• **Exercise**
Tally the lines of the listing that contain the string "JSON". Give the number and nothing else.

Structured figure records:
■ ■ ■ ■ ■

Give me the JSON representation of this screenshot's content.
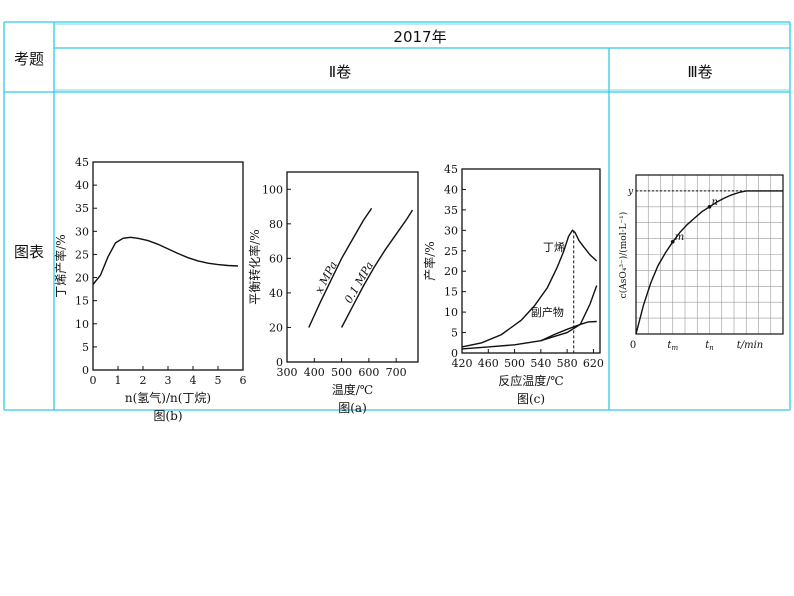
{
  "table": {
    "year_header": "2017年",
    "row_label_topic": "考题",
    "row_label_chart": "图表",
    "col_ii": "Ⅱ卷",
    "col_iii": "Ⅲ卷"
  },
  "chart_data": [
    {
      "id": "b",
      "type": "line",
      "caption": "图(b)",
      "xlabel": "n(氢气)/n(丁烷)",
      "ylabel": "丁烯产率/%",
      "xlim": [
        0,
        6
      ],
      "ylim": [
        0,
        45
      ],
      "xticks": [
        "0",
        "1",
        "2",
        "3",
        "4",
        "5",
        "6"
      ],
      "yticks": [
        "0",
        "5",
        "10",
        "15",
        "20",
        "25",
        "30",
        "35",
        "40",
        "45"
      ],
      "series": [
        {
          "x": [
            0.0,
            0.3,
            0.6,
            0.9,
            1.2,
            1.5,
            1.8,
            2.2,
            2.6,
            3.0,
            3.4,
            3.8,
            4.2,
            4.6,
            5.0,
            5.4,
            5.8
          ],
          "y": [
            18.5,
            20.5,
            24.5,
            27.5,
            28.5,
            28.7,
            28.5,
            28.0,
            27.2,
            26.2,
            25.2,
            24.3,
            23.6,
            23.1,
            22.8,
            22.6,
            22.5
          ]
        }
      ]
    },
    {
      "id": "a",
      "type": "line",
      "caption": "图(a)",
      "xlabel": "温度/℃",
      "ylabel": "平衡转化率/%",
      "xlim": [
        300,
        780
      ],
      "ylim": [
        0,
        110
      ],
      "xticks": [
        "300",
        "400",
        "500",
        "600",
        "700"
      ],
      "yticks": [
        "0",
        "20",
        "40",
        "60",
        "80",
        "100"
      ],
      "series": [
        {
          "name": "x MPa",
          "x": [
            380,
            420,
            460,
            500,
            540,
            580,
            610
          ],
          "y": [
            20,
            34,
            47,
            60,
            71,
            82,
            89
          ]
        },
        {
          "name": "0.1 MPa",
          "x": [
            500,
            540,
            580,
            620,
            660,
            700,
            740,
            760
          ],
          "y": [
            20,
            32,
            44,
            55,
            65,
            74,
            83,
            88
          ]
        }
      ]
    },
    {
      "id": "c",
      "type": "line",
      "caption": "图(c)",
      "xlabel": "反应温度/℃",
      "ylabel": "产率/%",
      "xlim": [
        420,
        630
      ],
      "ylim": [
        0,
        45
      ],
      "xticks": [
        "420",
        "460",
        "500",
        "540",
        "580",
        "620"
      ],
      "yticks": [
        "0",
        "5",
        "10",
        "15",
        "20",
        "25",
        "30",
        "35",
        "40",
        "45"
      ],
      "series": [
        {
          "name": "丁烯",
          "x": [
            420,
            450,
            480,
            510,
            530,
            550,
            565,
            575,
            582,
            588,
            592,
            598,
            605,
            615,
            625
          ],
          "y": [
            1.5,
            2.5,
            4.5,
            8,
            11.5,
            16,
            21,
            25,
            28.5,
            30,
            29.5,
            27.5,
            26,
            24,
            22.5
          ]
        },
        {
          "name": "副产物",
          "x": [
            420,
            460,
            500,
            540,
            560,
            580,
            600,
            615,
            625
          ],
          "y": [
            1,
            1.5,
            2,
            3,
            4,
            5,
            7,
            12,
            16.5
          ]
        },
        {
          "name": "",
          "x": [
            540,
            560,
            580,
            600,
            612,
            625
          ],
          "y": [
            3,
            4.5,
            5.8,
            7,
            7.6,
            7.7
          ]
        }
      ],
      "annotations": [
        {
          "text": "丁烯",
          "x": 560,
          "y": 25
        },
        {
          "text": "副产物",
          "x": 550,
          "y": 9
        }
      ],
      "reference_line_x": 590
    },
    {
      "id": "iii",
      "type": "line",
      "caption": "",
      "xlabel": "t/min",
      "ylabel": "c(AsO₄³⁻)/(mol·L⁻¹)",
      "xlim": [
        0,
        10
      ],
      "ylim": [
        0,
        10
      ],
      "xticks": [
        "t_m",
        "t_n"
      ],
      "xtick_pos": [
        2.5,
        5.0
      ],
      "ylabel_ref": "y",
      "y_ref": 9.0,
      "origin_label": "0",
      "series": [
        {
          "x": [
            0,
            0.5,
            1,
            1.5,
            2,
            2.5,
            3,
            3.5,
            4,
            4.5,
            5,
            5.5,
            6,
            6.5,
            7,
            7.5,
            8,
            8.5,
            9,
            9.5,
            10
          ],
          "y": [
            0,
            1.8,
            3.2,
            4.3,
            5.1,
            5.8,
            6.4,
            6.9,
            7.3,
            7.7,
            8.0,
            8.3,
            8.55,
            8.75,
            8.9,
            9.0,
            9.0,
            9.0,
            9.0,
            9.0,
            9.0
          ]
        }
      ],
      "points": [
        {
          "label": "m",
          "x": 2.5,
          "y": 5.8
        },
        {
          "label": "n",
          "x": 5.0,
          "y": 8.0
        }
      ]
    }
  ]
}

■ ■ ■ ■ ■

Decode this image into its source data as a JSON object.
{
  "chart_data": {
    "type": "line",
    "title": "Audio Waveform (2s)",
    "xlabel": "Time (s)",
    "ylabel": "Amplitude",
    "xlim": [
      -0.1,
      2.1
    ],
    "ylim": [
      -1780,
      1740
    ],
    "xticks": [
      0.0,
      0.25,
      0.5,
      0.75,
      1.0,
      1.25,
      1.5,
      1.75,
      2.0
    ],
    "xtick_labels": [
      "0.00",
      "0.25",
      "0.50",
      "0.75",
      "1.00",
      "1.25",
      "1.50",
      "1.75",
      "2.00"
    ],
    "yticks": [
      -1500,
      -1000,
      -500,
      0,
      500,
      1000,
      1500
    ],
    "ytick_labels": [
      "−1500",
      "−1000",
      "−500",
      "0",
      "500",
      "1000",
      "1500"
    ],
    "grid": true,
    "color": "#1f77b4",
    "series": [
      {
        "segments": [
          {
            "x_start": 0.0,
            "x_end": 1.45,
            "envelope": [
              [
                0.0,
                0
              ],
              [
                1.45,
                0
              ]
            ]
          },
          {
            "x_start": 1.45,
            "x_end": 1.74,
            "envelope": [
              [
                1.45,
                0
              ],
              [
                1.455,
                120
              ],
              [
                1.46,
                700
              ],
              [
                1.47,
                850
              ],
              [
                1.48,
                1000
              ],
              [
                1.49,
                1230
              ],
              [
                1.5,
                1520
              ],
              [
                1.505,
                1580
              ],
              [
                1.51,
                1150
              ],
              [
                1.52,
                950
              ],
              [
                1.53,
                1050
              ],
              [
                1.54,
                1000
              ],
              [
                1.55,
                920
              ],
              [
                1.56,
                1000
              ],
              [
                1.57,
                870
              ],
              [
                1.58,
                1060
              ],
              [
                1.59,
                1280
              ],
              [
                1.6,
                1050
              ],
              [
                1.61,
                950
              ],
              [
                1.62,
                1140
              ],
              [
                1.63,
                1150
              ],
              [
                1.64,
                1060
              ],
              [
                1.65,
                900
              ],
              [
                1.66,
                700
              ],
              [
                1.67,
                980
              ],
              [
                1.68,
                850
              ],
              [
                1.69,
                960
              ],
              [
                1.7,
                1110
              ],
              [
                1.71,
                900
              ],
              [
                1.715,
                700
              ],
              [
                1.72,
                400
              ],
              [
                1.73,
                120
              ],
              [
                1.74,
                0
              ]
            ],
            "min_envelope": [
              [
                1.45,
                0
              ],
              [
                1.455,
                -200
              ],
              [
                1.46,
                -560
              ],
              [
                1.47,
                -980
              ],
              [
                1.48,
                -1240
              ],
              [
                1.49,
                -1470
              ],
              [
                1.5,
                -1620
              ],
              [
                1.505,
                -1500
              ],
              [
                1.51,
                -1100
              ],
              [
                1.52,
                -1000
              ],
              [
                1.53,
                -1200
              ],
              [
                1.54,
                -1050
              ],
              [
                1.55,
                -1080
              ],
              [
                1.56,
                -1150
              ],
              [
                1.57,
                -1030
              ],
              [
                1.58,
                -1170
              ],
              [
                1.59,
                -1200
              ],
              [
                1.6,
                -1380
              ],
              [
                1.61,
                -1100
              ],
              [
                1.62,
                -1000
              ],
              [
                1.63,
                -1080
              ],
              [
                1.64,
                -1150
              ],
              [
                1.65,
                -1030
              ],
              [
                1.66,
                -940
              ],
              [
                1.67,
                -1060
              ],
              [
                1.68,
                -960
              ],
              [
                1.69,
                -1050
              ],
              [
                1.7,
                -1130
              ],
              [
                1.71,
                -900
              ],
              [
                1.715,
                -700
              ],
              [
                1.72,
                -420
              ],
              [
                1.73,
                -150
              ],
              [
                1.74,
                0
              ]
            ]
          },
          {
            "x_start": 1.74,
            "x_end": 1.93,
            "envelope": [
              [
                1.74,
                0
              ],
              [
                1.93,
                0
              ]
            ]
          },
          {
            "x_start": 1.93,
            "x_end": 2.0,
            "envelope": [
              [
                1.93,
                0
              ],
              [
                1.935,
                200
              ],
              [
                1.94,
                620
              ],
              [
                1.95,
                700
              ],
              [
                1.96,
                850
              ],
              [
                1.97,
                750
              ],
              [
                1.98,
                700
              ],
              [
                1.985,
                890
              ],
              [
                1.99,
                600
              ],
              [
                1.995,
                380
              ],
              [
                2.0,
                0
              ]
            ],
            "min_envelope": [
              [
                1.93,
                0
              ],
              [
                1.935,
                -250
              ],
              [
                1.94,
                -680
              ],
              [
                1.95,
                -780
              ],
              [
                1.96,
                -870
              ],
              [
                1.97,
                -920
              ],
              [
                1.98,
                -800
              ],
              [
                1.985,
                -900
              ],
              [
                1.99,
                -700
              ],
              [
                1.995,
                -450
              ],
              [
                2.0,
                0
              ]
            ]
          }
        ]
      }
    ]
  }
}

■ ■ ■ ■ ■

• **Response to this task**
2